## [BLOC DE TEXTE]
Ce texte issu du code pénal de 1807 tire les conclusions de l’instauration du mariage civil qui seul produit des effets juridiques. En effet, sous l‘Ancien Régime le problème ne se posait pas pour les catholiques car c’était le curé qui célébrait le mariage qui produisait des effets religieux et civils. Peu à peu un modus vivendi s’était instauré : les tribunaux ecclésiastiques étaient les seuls juges du sacrement du mariage, mais les tribunaux du roi étaient seuls compétents pour se prononcer sur les effets civils.
L'article 433-21 du code pénal n'est d’ailleurs nullement une mesure anti-catholique car il s’applique à tous les ministres du culte de toutes les religions.
Cette disposition garantit le sérieux de la démarche des futurs époux à l'égard du ministre du culte et donne à leur union le sceau de l’État. En assurant une publicité elle permet aux tiers de connaître la situation matrimoniale des intéressés. Imaginez que vous désiriez prêter une somme d'argent à quelqu'un ; il vous faut connaître sa solvabilité et donc savoir s'il est célibataire ou marié et éventuellement selon quel régime.
Enfin, cela évite que des personnes qui ne seraient mariées que religieusement puissent se donner l'apparence du mariage et ainsi risquer de tromper les tiers avec lesquels elles sont amenées à contracter.
Ni l’Église catholique, ni aucun autre culte sérieux n'a jamais demandé l'abrogation de ce texte.
Toutefois, il est arrivé que la jurisprudence tempère la sévérité de ce principe en reconnaissant, par exemple, la putativité d'un mariage uniquement religieux célébré in articulo mortuis par un aumônier entre un soldat et l'infirmière qui le soignait (Trib. Civ. Bordeaux 16 juin 1937, DH 1937, 539) même si ce mariage est bien évidemment inexistant au regard de la loi civile faute de célébration.
Le mariage dit morganatique n’a rien à voir, c’était un mariage valide mais secret (ce qui ne veut pas dire célébré sans témoins et d’ailleurs le prêtre n’est pas le ministre mais un témoin un peu solennel du mariage) ce qui est désormais totalement prohibé par la loi française même si le mariage secret est théoriquement possible en droit ecclésiastique (y compris dans le nouveau CIC de 1983 qui a maintenu cette pratique anachronique).
Erratum de AnonymeMar 29, 2012 04:00 PM
RépondreSupprimerJe bats ma coulpe car il y avait une ereur de saisie dans la référence ; il fallait lire : CA Bordeaux, 11 juin 1937 : DH 1937, p. 539. Voici l'attendu de principe de cet arrêt qui ne manque pas d'intérêt :
"lorsqu'il existe un titre ou une apparence qu'il faut détruire, les effets du mariage putatif peuvent se produire, qu'il en est ainsi de l'union célébrée par une personne qu'il s'agisse soit d'un officier de l'état civil incompétent ou même n'ayant que l'apparence de cette qualité, soit d'un mariage célébré par une personne que les époux ont pu croire qualifiée ainsi qu'en l'espèce : un prêtre."

## [CONSIGNE DE TRAVAIL 1]
D'après le texte sur le mariage civil, à qui s'applique l'article 433-21 du code pénal ?
## [CONSIGNE DE TRAVAIL 2]
Recopiez mot pour mot le passage du texte sur le mariage civil qui commence par « Cette disposition garantit » et se termine par « selon quel régime. ».

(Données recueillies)
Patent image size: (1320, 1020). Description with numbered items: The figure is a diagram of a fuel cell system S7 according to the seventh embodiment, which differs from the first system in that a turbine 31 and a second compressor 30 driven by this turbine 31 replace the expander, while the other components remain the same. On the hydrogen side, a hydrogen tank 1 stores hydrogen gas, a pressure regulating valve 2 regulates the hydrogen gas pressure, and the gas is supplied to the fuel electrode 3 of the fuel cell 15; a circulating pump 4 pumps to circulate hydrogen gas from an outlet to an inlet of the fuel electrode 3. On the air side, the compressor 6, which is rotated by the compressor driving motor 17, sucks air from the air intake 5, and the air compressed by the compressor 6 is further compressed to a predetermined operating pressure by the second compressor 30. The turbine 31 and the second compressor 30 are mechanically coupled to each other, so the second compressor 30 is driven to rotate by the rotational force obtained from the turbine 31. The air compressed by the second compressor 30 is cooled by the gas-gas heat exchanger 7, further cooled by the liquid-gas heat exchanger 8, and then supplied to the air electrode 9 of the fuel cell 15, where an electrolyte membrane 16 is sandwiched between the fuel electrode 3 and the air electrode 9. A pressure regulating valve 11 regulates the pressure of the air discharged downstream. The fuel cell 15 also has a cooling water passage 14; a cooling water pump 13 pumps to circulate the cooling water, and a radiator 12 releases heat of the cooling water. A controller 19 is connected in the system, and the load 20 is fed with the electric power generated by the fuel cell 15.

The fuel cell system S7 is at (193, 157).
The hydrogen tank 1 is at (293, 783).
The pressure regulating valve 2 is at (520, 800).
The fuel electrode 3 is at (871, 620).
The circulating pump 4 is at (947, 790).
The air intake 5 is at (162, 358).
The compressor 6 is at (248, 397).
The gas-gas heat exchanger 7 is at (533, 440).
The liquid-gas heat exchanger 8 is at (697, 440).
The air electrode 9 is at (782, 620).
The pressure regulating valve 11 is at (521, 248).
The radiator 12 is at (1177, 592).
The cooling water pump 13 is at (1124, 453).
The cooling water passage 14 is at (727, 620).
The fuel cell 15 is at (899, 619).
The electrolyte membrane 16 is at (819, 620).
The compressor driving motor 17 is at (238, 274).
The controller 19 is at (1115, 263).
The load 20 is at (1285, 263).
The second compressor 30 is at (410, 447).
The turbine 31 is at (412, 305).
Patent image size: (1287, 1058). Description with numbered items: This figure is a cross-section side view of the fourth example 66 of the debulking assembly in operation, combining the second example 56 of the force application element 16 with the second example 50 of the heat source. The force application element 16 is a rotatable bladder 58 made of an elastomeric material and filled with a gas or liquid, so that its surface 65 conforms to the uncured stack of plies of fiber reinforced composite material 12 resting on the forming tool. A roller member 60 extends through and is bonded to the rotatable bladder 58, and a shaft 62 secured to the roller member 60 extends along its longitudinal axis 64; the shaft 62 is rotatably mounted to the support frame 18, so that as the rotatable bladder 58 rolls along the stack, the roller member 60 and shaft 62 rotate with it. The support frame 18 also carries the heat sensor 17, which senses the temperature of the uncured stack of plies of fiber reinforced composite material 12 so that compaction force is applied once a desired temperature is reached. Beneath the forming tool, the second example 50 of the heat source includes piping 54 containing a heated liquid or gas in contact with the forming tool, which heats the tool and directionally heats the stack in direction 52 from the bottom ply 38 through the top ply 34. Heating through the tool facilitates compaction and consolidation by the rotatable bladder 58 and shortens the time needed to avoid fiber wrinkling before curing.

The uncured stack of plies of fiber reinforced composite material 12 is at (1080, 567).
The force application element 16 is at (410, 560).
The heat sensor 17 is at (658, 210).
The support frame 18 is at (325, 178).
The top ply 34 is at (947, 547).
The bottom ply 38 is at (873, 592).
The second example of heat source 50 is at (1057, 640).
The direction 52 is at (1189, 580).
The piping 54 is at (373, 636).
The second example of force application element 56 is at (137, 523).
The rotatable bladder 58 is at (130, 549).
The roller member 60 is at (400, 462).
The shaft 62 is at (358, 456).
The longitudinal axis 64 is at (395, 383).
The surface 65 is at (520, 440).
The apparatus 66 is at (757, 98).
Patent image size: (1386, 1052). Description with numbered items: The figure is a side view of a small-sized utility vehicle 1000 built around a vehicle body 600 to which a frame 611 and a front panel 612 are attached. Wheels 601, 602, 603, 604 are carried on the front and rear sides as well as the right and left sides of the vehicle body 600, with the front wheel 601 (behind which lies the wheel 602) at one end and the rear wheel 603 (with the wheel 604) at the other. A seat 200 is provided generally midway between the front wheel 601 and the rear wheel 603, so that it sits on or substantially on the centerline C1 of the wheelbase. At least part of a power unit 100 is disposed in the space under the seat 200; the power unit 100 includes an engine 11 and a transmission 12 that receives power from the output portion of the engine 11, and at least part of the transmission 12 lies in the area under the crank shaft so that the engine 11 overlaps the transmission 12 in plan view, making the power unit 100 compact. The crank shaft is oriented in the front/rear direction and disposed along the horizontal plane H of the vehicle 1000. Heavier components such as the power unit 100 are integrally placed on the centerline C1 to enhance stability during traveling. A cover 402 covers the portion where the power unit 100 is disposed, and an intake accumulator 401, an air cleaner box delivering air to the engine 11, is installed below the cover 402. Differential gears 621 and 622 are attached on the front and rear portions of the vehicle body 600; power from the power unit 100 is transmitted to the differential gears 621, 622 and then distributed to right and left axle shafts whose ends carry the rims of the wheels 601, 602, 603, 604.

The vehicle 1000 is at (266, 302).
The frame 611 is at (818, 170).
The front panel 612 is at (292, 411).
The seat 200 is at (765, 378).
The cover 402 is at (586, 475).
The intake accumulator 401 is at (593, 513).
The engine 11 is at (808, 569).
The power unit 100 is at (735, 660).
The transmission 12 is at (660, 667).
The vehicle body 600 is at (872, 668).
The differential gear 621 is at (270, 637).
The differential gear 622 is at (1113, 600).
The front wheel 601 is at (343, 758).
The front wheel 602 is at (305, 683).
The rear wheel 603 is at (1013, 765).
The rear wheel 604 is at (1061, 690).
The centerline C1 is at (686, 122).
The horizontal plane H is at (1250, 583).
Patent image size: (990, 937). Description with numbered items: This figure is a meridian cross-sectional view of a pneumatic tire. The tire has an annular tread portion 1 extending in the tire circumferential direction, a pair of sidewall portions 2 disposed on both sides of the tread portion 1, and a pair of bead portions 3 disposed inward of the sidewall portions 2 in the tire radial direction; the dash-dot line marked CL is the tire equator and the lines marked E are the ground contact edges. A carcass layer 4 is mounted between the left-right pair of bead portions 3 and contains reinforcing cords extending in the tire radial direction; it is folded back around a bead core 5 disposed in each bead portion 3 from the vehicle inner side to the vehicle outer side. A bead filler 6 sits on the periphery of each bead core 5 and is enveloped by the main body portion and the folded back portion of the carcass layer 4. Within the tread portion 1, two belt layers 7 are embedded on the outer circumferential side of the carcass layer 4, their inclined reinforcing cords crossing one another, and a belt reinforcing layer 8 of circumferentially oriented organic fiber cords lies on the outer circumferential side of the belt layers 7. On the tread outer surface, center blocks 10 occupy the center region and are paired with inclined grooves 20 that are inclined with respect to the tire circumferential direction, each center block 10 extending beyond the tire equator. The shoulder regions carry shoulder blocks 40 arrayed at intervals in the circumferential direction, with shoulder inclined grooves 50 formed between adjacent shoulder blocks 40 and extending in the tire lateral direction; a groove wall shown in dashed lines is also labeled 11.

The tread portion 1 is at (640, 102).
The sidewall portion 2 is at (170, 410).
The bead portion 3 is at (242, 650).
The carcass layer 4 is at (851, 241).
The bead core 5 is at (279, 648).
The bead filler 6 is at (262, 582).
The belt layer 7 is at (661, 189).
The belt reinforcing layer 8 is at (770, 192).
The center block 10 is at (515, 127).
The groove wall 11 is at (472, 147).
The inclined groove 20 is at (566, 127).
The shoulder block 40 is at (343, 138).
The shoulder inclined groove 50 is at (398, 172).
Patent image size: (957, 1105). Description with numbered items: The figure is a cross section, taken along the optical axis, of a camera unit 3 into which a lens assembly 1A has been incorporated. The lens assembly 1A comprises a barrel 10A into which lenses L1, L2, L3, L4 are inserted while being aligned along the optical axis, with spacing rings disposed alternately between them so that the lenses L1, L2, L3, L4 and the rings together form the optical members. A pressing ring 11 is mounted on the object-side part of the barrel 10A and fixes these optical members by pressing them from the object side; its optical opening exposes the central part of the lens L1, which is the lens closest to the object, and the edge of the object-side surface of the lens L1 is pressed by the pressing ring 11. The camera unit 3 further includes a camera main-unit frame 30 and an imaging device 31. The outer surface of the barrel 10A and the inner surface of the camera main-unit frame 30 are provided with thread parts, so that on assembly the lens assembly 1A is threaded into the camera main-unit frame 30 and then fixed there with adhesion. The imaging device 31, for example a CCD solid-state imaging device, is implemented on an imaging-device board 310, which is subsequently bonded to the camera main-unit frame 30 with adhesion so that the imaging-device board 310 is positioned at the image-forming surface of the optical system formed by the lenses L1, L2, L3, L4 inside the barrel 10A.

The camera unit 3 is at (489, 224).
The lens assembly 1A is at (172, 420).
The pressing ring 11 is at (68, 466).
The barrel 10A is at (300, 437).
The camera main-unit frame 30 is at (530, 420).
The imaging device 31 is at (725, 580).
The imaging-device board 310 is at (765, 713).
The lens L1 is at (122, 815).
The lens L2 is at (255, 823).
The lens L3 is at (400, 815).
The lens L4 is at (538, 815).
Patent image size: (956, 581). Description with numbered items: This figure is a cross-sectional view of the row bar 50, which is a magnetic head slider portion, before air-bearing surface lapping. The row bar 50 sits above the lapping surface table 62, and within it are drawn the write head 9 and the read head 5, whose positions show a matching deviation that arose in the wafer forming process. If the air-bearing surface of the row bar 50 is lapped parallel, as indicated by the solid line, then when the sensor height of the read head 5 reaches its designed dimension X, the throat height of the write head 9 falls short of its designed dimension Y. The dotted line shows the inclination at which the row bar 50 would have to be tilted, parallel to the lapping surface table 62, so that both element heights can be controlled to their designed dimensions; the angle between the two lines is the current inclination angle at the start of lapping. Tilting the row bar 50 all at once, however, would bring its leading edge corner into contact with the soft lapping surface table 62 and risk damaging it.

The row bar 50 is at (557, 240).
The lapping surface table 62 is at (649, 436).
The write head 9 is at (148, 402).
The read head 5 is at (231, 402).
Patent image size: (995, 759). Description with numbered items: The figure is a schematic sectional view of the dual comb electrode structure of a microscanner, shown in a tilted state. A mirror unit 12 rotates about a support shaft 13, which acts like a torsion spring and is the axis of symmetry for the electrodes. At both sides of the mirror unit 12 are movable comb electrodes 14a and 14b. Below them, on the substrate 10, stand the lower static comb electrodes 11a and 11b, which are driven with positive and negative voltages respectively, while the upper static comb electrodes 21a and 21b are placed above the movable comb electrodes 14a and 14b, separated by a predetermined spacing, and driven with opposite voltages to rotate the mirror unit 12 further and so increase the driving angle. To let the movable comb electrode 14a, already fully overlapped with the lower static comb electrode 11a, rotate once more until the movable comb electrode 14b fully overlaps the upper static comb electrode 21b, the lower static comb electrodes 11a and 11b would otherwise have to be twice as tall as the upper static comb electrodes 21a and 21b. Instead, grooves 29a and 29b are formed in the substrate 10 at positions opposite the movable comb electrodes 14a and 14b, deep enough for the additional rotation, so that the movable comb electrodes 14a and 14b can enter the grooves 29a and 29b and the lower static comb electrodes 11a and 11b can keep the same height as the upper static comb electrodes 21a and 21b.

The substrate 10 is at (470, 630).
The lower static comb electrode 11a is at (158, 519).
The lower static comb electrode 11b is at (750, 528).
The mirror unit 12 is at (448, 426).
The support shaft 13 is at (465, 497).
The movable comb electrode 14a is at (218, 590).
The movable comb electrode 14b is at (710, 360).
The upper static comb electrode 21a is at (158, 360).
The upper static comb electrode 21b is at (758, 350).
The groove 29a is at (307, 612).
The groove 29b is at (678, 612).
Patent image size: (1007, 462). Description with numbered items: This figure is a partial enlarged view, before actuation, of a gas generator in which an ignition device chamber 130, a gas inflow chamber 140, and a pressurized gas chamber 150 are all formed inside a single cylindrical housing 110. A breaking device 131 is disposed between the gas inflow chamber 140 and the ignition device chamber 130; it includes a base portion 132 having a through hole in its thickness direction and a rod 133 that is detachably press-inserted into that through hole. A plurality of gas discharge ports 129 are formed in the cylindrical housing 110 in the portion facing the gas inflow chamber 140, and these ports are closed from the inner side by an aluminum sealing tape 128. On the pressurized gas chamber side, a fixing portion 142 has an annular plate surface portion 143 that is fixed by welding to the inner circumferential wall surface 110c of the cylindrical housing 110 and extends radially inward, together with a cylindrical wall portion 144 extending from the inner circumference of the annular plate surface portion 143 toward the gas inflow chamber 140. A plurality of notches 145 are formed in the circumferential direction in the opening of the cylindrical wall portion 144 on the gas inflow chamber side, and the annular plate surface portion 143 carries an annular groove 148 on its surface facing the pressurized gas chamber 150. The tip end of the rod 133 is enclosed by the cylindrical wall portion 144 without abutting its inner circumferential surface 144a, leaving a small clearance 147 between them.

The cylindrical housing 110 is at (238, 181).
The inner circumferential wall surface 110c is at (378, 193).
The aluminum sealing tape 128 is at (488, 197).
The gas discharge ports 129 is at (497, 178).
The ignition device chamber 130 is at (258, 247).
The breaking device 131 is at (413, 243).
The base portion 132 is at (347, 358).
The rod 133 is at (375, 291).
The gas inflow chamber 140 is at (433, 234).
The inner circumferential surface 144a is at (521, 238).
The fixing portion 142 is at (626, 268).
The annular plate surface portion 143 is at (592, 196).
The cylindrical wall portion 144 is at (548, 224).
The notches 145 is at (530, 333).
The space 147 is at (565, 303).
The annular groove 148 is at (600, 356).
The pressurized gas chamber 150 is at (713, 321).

## [RÉPONSE ATTENDUE 1]
À tous les ministres du culte de toutes les religions.

## [RÉPONSE ATTENDUE 2]
Cette disposition garantit le sérieux de la démarche des futurs époux à l'égard du ministre du culte et donne à leur union le sceau de l’État. En assurant une publicité elle permet aux tiers de connaître la situation matrimoniale des intéressés. Imaginez que vous désiriez prêter une somme d'argent à quelqu'un ; il vous faut connaître sa solvabilité et donc savoir s'il est célibataire ou marié et éventuellement selon quel régime.